Exercise:
Continue the commentary on low-dose colchicine for secondary prevention of cardiovascular disease, starting after its final sentence.

Text under study:
....................
Low-Dose Colchicine for Secondary Prevention of Cardiovascular Disease
Low-Dose Colchicine for Secondary Prevention of Cardiovascular Disease
Abstract & Commentary
By Harold L. Karpman, MD, FACC, FACP, Clinical Professor of Medicine, UCLA School of Medicine. Dr. Karpman reports no financial relationships relevant to this field of study.
Synopsis: Colchicine, in addition to statins and other standard secondary prevention therapies, appeared effective for the prevention of cardiovascular events in patients with stable coronary disease.
Source: Nidorf SM, et al. Low-dose colchicine for secondary prevention of cardiovascular disease. J Am Coll Cardiol 2013;61:404-410.
It is well documented that coronary atheroma can be either stable or unstable and that the unstable, vulnerable plaque has all of the key histological features of inflammation. These features include a higher temperature and roughly four times more macrophages than exist in stable plaques. Also, most vulnerable plaques are characterized by a thin fibrous cover that is only one-third as thick as is found in stable atheroma.1-4 Despite routine and aggressive use of antiplatelet and statin therapies, patients with coronary artery disease — known or unknown — continue to be at risk for the development of cardiovascular events, possibly because the routine therapeutic approaches fail to target some of the inflammatory pathways that are frequently responsible for acute coronary syndromes (ACS). The atherosclerotic wall is subject to injurious forces that promote plaque instability, and the response to injury within the diseased vessel is frequently dependent on the architecture and content of the atherosclerotic lipid-rich plaques with neovascular bases,5,6 which are particularly susceptible to the effects of injury which may leave them vulnerable to neutrophil infiltration.7 Neutrophils may become activated upon exposure to the plaque contents, inciting an aggressive inflammatory response, which in turn accelerates plaque instability and increases the risk of plaque enlargement and rupture leading to acute coronary events.7
Nidorf and colleagues conducted a prospective, randomized, observer-blinded endpoint trial (PROBE) to determine whether adding colchicine in a dose of 0.5 mg/day to standard secondary prevention therapies, including aspirin and high-dose statins, reduces the risk of cardiovascular events in patients with clinically stable coronary disease.8 The trial cohort consisted of 532 patients with stable coronary disease who were receiving aspirin and/or clopidogrel and statins. Participants were randomly assigned to either receive the anti-inflammatory drug colchicine 0.5 mg/day or no colchicine and were followed for a median of 3 years. The primary outcome was the composite incidence of ACS, out-of-hospital cardiac arrest, or non-cardioembolic ischemic stroke. The primary outcome occurred in 4.5% of the patients receiving colchicine vs 16% of the patients who did not receive colchicine. These results suggest that colchicine administered along with statins and other standard secondary prevention therapies appeared effective for the prevention of cardiovascular events in patients with stable coronary disease.
....................
Stored data:
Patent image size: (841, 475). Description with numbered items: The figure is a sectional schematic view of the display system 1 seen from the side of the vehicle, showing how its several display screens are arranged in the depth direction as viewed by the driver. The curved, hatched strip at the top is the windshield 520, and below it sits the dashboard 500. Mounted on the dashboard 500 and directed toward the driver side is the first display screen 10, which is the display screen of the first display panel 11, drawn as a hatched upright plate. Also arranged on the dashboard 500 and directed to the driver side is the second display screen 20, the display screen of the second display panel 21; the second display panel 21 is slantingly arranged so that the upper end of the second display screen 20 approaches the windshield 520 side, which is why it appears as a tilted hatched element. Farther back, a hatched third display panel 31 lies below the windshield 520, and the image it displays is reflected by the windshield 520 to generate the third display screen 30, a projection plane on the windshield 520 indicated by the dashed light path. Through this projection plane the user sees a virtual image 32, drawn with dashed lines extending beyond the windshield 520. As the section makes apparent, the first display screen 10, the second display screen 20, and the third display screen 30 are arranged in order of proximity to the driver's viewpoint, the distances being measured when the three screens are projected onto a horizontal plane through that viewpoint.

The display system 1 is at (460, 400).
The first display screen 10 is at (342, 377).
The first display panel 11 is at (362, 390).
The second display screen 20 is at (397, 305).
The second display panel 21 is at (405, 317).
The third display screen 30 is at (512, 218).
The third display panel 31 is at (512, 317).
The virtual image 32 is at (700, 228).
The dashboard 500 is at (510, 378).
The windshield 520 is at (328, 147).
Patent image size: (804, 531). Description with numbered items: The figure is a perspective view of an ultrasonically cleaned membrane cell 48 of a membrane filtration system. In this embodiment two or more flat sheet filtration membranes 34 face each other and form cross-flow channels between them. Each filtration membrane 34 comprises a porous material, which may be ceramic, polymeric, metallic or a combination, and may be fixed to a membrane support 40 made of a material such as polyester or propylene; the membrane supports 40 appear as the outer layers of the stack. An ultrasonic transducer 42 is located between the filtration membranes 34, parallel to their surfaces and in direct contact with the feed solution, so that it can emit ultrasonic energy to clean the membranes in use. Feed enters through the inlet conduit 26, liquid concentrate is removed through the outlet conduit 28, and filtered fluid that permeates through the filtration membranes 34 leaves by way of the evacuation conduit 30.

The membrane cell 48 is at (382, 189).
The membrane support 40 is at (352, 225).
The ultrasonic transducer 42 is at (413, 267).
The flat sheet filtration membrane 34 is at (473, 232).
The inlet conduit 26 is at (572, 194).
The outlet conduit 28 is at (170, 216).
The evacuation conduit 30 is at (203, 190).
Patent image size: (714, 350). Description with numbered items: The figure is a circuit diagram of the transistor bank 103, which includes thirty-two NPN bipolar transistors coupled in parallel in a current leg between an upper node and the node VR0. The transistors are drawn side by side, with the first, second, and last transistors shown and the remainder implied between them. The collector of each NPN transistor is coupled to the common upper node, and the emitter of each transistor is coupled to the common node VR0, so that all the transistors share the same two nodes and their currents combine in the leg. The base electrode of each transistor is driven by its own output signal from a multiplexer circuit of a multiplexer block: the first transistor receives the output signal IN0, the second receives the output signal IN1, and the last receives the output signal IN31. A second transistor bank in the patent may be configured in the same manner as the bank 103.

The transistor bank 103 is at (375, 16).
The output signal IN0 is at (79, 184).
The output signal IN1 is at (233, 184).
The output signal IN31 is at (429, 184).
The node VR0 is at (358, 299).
....................
Reply to the exercise:
Commentary
The beneficial effects of colchicine on cardiovascular disease have been suggested by retrospective observations that the continuous use of the drug in patients with inflammatory disorders was associated with a lower than expected risk of acute myocardial infarctions9,10 and reduced levels of high sensitivity C-reactive protein levels in those patients with stable coronary artery disease.11 Although most physicians are familiar with the short-term use of colchicine because of its widespread use in patients with gout and pericarditis,12 few physicians prescribe it for continuous use in their patients. The long-term use of colchicine at doses of 1-2 mg/day has been documented to be safe and well tolerated.13 However, it should be noted that 11% of the patients in the present study8 had to withdraw from therapy early due to intestinal intolerance and another 5% ceased therapy later due to a range of side effects, indicating that the widespread use of the drug may be limited because of its side effects. In fact, it has been reported that combining colchicine with statin therapy may increase the risk of myalgia and even acute rhabdomyolysis in patients with renal impairment.14 As a result of these events in patients on colchicine therapy, any patients who are receiving regular colchicine therapy should receive close clinical supervision.
In summary, colchicine therapy may be an attractive remedy for the secondary prevention of cardiovascular events because it was proved to be extremely effective with a 67% coronary event reduction (i.e., about twice that obtained with aggressive statin therapy alone), is simple to use, is inexpensive, and long-term use rarely results in any major long-term toxicity. In fact, this study has the potential of being a breakthrough study demonstrating the positive effects of anti-inflammatory therapy in patients with coronary artery disease.8 However, because problems and complications do occur with its use, the results of the Nidorf study need to be confirmed in a larger, double-blind study in patients with coronary atherosclerosis. If the anti-inflammatory effects of colchicine are confirmed in larger trials, the Nidorf trial may stand as the seminal trial in the use of anti-inflammatory therapy to cool off hot hearts and thereby reduce cardiovascular events.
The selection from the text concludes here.